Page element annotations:
•••••

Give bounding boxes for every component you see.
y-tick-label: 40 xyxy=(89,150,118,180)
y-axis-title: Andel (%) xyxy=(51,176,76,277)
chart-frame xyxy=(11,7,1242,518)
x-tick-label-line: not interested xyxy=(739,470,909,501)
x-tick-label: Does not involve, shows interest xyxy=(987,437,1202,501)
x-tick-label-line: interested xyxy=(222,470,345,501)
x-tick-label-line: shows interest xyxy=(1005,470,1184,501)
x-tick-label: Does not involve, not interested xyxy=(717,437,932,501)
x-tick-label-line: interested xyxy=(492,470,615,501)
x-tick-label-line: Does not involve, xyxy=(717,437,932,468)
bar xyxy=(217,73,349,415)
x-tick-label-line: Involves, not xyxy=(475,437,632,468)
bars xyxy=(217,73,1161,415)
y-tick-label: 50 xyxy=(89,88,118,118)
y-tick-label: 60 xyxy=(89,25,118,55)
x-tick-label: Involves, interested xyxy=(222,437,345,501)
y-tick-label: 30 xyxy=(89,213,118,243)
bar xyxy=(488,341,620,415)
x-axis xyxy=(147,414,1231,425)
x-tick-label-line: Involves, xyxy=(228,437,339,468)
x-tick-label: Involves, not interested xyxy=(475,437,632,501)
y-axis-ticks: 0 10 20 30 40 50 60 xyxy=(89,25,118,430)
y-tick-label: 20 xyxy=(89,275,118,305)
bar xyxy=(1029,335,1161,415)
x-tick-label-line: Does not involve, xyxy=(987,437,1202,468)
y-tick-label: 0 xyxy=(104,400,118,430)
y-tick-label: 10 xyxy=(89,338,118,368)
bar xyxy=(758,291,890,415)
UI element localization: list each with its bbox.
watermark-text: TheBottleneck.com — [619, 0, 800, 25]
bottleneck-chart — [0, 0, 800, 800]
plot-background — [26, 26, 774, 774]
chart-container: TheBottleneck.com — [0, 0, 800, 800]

•••••

[STATED EXERCISE] Return every line above as a JSON array of strings, one string per line, skipping any blank lines.

[EXPECTED OUTPUT]
[
  "Give bounding boxes for every component you see.",
  "y-tick-label: 40 xyxy=(89,150,118,180)",
  "y-axis-title: Andel (%) xyxy=(51,176,76,277)",
  "chart-frame xyxy=(11,7,1242,518)",
  "x-tick-label-line: not interested xyxy=(739,470,909,501)",
  "x-tick-label: Does not involve, shows interest xyxy=(987,437,1202,501)",
  "x-tick-label-line: interested xyxy=(222,470,345,501)",
  "x-tick-label-line: shows interest xyxy=(1005,470,1184,501)",
  "x-tick-label: Does not involve, not interested xyxy=(717,437,932,501)",
  "x-tick-label-line: interested xyxy=(492,470,615,501)",
  "x-tick-label-line: Does not involve, xyxy=(717,437,932,468)",
  "bar xyxy=(217,73,349,415)",
  "x-tick-label-line: Involves, not xyxy=(475,437,632,468)",
  "bars xyxy=(217,73,1161,415)",
  "y-tick-label: 50 xyxy=(89,88,118,118)",
  "y-tick-label: 60 xyxy=(89,25,118,55)",
  "x-tick-label: Involves, interested xyxy=(222,437,345,501)",
  "y-tick-label: 30 xyxy=(89,213,118,243)",
  "bar xyxy=(488,341,620,415)",
  "x-axis xyxy=(147,414,1231,425)",
  "x-tick-label-line: Involves, xyxy=(228,437,339,468)",
  "x-tick-label: Involves, not interested xyxy=(475,437,632,501)",
  "y-axis-ticks: 0 10 20 30 40 50 60 xyxy=(89,25,118,430)",
  "y-tick-label: 20 xyxy=(89,275,118,305)",
  "bar xyxy=(1029,335,1161,415)",
  "x-tick-label-line: Does not involve, xyxy=(987,437,1202,468)",
  "y-tick-label: 0 xyxy=(104,400,118,430)",
  "y-tick-label: 10 xyxy=(89,338,118,368)",
  "bar xyxy=(758,291,890,415)",
  "UI element localization: list each with its bbox.",
  "watermark-text: TheBottleneck.com — [619, 0, 800, 25]",
  "bottleneck-chart — [0, 0, 800, 800]",
  "plot-background — [26, 26, 774, 774]",
  "chart-container: TheBottleneck.com — [0, 0, 800, 800]"
]